==== RAW DATA ====

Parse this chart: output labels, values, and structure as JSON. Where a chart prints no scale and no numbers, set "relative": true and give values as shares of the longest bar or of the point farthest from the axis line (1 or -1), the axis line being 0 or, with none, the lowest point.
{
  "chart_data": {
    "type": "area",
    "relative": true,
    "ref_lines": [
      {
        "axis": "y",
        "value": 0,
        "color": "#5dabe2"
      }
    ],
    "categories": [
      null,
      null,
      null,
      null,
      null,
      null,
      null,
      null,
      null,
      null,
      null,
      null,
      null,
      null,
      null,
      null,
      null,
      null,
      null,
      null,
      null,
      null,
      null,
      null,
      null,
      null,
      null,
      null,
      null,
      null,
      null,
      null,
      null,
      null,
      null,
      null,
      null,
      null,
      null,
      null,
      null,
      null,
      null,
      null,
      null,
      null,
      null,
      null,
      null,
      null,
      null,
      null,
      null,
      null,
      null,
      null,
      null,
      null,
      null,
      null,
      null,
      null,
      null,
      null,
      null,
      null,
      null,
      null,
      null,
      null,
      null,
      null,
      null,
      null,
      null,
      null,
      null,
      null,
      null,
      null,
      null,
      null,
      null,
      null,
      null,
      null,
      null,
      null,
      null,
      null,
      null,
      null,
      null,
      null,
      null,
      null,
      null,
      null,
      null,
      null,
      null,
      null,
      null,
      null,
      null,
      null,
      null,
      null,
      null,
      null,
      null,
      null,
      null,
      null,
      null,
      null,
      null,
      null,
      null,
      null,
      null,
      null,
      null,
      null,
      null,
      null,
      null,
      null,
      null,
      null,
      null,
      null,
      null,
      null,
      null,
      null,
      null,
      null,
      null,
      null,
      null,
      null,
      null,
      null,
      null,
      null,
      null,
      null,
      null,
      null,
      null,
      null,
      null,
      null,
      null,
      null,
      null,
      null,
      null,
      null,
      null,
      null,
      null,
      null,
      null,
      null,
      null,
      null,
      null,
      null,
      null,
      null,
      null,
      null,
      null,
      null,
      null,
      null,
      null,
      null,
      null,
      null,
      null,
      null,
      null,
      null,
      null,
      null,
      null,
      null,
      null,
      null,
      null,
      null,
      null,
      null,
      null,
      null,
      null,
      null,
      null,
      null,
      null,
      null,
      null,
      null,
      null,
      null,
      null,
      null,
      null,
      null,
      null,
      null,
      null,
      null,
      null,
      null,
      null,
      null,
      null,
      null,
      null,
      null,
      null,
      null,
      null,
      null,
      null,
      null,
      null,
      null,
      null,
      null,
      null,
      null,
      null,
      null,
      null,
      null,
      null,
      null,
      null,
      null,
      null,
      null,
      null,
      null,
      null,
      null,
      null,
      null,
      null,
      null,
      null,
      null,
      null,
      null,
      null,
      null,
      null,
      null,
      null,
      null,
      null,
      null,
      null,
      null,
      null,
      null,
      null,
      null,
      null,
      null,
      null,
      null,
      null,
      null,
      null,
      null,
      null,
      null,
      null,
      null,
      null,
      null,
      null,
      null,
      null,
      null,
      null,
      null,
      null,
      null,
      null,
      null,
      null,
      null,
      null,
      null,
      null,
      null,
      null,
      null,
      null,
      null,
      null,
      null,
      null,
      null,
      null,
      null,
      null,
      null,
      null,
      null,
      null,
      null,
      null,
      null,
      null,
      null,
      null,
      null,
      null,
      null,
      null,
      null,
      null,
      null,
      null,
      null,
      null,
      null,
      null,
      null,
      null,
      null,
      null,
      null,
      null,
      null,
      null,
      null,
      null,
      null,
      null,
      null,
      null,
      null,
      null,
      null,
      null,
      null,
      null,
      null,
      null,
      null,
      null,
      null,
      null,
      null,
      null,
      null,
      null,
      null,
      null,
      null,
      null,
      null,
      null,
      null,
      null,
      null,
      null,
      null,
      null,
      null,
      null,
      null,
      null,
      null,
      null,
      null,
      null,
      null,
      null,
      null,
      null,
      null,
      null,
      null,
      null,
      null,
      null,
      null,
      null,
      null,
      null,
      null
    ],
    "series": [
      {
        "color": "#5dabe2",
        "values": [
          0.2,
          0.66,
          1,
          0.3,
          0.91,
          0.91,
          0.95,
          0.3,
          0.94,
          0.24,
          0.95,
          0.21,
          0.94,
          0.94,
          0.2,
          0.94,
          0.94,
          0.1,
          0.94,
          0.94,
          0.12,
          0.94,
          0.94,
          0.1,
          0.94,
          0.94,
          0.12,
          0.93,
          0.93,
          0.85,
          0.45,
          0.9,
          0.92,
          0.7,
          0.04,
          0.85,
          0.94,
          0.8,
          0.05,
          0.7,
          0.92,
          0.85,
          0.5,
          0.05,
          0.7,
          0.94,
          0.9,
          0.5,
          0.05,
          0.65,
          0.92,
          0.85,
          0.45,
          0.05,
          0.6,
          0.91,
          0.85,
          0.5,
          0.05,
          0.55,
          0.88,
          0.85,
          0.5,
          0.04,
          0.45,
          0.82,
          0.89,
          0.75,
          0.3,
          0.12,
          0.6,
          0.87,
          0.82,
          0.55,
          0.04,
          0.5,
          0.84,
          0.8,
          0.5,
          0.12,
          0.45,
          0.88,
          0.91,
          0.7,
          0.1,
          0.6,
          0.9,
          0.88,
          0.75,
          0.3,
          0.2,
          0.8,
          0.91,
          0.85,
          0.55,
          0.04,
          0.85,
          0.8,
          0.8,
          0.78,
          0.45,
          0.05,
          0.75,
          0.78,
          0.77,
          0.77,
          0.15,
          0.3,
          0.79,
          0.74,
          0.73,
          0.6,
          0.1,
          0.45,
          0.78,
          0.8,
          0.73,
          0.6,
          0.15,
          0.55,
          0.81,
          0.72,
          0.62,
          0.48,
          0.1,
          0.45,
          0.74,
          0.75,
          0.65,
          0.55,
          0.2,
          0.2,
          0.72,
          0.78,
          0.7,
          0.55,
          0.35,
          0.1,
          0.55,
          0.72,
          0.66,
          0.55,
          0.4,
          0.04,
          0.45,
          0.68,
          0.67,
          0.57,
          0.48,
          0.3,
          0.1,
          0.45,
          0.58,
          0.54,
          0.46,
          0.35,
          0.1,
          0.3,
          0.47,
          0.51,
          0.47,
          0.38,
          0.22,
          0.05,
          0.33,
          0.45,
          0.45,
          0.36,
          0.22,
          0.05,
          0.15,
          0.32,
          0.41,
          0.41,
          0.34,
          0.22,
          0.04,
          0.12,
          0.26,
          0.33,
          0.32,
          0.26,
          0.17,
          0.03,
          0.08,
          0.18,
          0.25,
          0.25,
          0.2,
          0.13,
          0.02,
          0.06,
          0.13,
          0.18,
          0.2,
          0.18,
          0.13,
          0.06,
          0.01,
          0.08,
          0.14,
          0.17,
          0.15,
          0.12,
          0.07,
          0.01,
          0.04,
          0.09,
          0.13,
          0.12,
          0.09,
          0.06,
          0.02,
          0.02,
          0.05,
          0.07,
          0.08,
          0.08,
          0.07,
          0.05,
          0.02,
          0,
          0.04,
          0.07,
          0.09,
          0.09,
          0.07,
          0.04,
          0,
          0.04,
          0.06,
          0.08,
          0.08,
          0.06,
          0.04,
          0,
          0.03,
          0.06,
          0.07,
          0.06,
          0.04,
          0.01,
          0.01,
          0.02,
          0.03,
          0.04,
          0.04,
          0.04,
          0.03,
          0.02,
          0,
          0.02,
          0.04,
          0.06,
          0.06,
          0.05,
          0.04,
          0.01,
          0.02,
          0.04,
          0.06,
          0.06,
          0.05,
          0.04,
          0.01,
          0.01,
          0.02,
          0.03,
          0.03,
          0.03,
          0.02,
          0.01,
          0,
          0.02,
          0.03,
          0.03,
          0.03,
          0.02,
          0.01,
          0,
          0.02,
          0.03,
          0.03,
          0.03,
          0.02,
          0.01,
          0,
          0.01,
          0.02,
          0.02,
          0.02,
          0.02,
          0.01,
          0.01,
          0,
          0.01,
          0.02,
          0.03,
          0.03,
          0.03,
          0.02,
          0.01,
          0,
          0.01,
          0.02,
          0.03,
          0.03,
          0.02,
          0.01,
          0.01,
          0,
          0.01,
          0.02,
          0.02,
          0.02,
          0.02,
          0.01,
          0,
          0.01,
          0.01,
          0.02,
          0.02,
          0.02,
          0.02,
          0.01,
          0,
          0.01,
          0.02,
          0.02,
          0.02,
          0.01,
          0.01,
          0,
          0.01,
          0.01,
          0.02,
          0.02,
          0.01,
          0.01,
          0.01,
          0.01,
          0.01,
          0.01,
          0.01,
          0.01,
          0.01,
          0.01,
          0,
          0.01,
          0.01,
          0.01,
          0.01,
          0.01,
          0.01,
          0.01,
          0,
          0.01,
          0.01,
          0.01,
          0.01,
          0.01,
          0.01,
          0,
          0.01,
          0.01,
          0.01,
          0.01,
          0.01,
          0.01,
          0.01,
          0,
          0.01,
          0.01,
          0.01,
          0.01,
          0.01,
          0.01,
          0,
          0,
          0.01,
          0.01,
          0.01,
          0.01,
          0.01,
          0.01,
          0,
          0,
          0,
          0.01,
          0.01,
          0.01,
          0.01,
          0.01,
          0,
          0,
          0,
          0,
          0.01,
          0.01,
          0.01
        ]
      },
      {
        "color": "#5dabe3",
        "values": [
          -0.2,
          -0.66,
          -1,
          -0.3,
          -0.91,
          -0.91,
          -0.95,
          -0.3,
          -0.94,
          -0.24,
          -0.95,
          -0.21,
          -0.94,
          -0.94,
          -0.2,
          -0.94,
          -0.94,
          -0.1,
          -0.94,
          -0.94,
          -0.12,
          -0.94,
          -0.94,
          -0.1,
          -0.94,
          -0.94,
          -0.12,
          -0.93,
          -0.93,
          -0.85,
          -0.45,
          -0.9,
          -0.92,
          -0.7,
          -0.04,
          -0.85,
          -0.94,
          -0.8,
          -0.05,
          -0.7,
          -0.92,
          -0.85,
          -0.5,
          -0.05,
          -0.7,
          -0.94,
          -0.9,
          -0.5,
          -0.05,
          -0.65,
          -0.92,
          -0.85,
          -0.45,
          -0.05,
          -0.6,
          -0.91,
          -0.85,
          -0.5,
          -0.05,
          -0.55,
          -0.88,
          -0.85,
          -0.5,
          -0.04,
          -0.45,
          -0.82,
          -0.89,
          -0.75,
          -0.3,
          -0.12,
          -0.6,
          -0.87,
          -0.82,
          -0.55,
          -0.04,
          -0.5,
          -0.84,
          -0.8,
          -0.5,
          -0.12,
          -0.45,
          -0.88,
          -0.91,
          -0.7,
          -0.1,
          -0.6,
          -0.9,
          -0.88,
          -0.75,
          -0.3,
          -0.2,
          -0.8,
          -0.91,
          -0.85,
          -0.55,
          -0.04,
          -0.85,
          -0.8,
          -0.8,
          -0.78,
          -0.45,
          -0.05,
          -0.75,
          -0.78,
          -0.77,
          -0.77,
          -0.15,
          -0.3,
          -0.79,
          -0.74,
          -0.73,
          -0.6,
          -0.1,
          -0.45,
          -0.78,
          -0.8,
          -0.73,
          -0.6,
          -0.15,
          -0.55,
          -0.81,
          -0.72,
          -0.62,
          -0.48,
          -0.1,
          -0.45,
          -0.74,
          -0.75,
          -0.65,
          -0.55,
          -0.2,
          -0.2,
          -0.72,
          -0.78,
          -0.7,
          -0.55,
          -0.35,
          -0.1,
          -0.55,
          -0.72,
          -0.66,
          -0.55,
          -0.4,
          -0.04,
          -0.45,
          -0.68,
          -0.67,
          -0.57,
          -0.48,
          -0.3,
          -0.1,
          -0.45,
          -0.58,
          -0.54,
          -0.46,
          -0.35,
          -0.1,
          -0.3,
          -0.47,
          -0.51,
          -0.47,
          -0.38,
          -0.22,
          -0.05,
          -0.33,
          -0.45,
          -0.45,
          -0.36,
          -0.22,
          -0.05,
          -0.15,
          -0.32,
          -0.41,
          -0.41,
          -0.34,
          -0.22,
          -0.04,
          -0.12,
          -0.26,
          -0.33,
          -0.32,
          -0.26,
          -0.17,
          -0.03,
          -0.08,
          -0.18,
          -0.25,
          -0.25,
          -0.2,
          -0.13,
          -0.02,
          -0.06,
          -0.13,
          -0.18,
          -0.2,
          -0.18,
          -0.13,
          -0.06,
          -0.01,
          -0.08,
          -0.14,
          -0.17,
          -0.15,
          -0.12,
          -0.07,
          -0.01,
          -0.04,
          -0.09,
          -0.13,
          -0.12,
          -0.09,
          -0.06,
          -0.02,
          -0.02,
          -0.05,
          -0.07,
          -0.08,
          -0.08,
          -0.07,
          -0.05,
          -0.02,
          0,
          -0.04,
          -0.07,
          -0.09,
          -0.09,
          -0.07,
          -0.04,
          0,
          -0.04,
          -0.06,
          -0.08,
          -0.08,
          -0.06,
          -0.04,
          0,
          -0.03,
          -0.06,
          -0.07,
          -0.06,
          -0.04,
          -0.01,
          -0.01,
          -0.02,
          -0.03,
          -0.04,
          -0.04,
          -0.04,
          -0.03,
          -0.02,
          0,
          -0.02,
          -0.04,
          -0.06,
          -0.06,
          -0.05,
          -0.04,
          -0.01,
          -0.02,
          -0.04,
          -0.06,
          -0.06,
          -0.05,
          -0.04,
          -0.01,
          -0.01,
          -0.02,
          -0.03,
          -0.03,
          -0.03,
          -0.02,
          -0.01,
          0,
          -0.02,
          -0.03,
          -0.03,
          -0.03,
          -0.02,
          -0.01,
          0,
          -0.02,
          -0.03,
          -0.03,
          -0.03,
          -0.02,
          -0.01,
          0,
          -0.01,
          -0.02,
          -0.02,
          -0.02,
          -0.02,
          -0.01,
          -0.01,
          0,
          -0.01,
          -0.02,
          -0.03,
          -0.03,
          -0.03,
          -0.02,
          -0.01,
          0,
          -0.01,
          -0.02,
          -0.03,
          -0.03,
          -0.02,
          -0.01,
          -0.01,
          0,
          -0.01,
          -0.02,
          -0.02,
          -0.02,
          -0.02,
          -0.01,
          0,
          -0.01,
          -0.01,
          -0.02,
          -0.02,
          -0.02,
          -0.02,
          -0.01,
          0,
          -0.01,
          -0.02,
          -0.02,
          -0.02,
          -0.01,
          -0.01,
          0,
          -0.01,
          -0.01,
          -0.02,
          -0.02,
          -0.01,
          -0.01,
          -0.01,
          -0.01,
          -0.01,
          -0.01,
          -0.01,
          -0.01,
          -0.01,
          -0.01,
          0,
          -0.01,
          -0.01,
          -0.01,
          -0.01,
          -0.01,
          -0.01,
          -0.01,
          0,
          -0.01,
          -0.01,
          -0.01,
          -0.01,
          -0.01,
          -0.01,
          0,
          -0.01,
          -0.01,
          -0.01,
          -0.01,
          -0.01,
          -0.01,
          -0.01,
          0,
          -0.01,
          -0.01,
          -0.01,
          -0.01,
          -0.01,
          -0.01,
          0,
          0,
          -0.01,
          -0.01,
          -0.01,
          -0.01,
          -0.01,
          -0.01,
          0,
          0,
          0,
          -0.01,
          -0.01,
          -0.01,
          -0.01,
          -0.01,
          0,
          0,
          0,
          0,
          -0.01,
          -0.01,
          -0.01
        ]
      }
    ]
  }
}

====

**TASK STATEMENT:** Search the records above for the string "color". Copy every line that contains it.

**EXPECTED OUTPUT:**
        "color": "#5dabe2"
        "color": "#5dabe2",
        "color": "#5dabe3",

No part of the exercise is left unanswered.